§ RECORDED INFORMATION:
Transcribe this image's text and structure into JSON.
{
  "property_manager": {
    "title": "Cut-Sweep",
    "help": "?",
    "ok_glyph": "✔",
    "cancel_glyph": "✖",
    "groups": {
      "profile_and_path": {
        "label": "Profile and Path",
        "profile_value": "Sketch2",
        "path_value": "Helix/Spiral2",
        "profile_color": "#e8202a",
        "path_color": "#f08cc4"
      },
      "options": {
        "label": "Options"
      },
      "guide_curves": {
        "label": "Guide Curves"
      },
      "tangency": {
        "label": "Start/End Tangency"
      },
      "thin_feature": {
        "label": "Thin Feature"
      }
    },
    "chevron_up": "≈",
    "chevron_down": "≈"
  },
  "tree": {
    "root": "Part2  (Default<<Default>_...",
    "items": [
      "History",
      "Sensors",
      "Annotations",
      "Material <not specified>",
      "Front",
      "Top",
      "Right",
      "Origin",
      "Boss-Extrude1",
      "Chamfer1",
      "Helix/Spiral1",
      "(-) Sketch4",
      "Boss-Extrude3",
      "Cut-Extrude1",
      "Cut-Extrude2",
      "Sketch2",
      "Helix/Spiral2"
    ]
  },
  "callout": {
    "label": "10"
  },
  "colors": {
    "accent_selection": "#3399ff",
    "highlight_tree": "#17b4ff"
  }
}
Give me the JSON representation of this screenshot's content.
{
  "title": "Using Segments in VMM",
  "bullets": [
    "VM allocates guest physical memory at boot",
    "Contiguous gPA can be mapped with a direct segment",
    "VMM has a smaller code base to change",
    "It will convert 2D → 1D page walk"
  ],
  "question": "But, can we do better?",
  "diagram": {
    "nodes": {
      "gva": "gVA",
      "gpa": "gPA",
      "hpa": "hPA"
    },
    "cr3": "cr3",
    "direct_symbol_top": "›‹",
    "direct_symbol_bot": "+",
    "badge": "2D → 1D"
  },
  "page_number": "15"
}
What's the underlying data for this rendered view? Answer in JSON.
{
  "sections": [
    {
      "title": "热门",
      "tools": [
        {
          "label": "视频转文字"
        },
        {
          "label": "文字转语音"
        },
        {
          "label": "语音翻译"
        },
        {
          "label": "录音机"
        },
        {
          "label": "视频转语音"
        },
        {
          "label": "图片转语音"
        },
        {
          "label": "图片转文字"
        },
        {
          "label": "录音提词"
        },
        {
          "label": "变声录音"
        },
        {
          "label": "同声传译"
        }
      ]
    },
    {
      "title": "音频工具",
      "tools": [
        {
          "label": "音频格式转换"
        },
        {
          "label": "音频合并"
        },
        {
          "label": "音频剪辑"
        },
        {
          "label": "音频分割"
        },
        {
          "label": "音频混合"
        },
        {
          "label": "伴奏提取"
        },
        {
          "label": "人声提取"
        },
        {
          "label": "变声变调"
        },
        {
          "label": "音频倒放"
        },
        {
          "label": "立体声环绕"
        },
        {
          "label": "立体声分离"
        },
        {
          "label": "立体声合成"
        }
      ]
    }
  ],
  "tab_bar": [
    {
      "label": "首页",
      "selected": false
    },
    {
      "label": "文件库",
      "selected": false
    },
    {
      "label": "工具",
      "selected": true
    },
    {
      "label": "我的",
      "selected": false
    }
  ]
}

§ OBJECTIVE: From the entries above, copy out every line where the string "JSON" appears.

§ REPLY:
Transcribe this image's text and structure into JSON.
Give me the JSON representation of this screenshot's content.
What's the underlying data for this rendered view? Answer in JSON.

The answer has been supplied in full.